▶ **GIVEN PROBLEM**
Leaving out every picture, quote the data below exactly as it appears.

+ + + + +

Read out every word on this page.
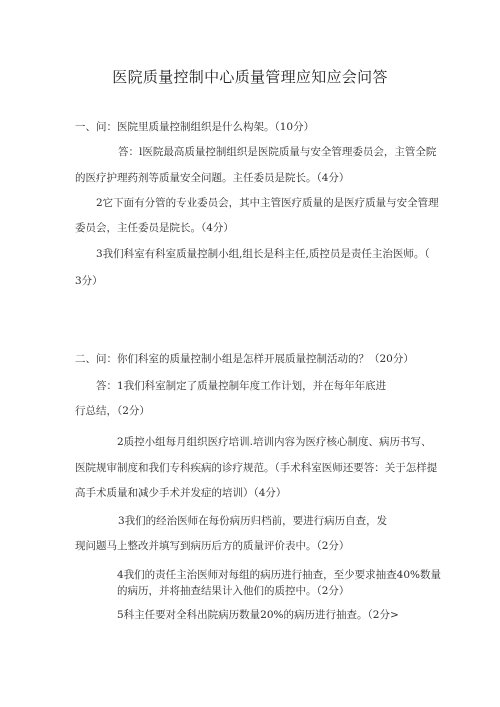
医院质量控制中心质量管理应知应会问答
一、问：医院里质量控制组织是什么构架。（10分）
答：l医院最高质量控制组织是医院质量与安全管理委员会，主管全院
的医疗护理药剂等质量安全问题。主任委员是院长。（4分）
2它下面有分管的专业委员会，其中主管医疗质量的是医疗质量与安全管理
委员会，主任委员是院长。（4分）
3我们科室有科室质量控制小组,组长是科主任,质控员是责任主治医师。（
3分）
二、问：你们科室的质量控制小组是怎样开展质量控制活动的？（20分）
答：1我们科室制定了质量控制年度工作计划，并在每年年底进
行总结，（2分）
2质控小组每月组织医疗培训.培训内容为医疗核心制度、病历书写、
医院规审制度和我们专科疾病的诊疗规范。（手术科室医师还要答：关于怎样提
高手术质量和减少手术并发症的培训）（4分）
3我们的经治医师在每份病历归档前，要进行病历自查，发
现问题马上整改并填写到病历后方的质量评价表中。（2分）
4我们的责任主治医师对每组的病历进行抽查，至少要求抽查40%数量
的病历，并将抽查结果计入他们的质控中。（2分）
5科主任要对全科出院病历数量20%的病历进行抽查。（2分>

+ + + + +

▶ **THE RESPONSE**
Read out every word on this page.
医院质量控制中心质量管理应知应会问答
一、问：医院里质量控制组织是什么构架。（10分）
答：l医院最高质量控制组织是医院质量与安全管理委员会，主管全院
的医疗护理药剂等质量安全问题。主任委员是院长。（4分）
2它下面有分管的专业委员会，其中主管医疗质量的是医疗质量与安全管理
委员会，主任委员是院长。（4分）
3我们科室有科室质量控制小组,组长是科主任,质控员是责任主治医师。（
3分）
二、问：你们科室的质量控制小组是怎样开展质量控制活动的？（20分）
答：1我们科室制定了质量控制年度工作计划，并在每年年底进
行总结，（2分）
2质控小组每月组织医疗培训.培训内容为医疗核心制度、病历书写、
医院规审制度和我们专科疾病的诊疗规范。（手术科室医师还要答：关于怎样提
高手术质量和减少手术并发症的培训）（4分）
3我们的经治医师在每份病历归档前，要进行病历自查，发
现问题马上整改并填写到病历后方的质量评价表中。（2分）
4我们的责任主治医师对每组的病历进行抽查，至少要求抽查40%数量
的病历，并将抽查结果计入他们的质控中。（2分）
5科主任要对全科出院病历数量20%的病历进行抽查。（2分>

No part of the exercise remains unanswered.